DIRECTIONS FOR THIS TASK — Output all lines exactly.

MATERIAL SUPPLIED —

* * * *

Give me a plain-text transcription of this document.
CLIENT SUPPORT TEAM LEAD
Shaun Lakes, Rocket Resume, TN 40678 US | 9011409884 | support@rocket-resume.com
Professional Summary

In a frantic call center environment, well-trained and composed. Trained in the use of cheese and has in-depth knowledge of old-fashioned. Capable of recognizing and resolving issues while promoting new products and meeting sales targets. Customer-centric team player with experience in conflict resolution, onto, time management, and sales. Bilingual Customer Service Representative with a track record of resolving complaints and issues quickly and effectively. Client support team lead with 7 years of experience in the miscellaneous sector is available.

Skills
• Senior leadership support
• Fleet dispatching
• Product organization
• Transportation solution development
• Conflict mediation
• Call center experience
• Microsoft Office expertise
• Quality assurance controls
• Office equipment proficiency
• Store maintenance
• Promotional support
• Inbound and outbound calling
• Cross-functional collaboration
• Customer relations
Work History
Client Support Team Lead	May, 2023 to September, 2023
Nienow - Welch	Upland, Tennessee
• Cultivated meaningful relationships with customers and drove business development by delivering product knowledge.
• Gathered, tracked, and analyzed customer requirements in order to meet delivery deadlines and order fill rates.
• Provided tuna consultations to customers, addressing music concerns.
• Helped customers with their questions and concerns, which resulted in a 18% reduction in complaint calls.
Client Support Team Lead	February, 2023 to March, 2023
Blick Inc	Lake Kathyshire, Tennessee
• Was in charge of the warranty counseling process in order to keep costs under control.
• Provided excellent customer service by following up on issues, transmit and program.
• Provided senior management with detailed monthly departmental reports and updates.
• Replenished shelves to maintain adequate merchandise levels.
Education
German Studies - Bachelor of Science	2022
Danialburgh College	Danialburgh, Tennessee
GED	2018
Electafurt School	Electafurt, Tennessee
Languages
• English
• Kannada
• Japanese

* * * *

FULL OUTPUT —
Give me a plain-text transcription of this document.
CLIENT SUPPORT TEAM LEAD
Shaun Lakes, Rocket Resume, TN 40678 US | 9011409884 | support@rocket-resume.com
Professional Summary

In a frantic call center environment, well-trained and composed. Trained in the use of cheese and has in-depth knowledge of old-fashioned. Capable of recognizing and resolving issues while promoting new products and meeting sales targets. Customer-centric team player with experience in conflict resolution, onto, time management, and sales. Bilingual Customer Service Representative with a track record of resolving complaints and issues quickly and effectively. Client support team lead with 7 years of experience in the miscellaneous sector is available.

Skills
• Senior leadership support
• Fleet dispatching
• Product organization
• Transportation solution development
• Conflict mediation
• Call center experience
• Microsoft Office expertise
• Quality assurance controls
• Office equipment proficiency
• Store maintenance
• Promotional support
• Inbound and outbound calling
• Cross-functional collaboration
• Customer relations
Work History
Client Support Team Lead	May, 2023 to September, 2023
Nienow - Welch	Upland, Tennessee
• Cultivated meaningful relationships with customers and drove business development by delivering product knowledge.
• Gathered, tracked, and analyzed customer requirements in order to meet delivery deadlines and order fill rates.
• Provided tuna consultations to customers, addressing music concerns.
• Helped customers with their questions and concerns, which resulted in a 18% reduction in complaint calls.
Client Support Team Lead	February, 2023 to March, 2023
Blick Inc	Lake Kathyshire, Tennessee
• Was in charge of the warranty counseling process in order to keep costs under control.
• Provided excellent customer service by following up on issues, transmit and program.
• Provided senior management with detailed monthly departmental reports and updates.
• Replenished shelves to maintain adequate merchandise levels.
Education
German Studies - Bachelor of Science	2022
Danialburgh College	Danialburgh, Tennessee
GED	2018
Electafurt School	Electafurt, Tennessee
Languages
• English
• Kannada
• Japanese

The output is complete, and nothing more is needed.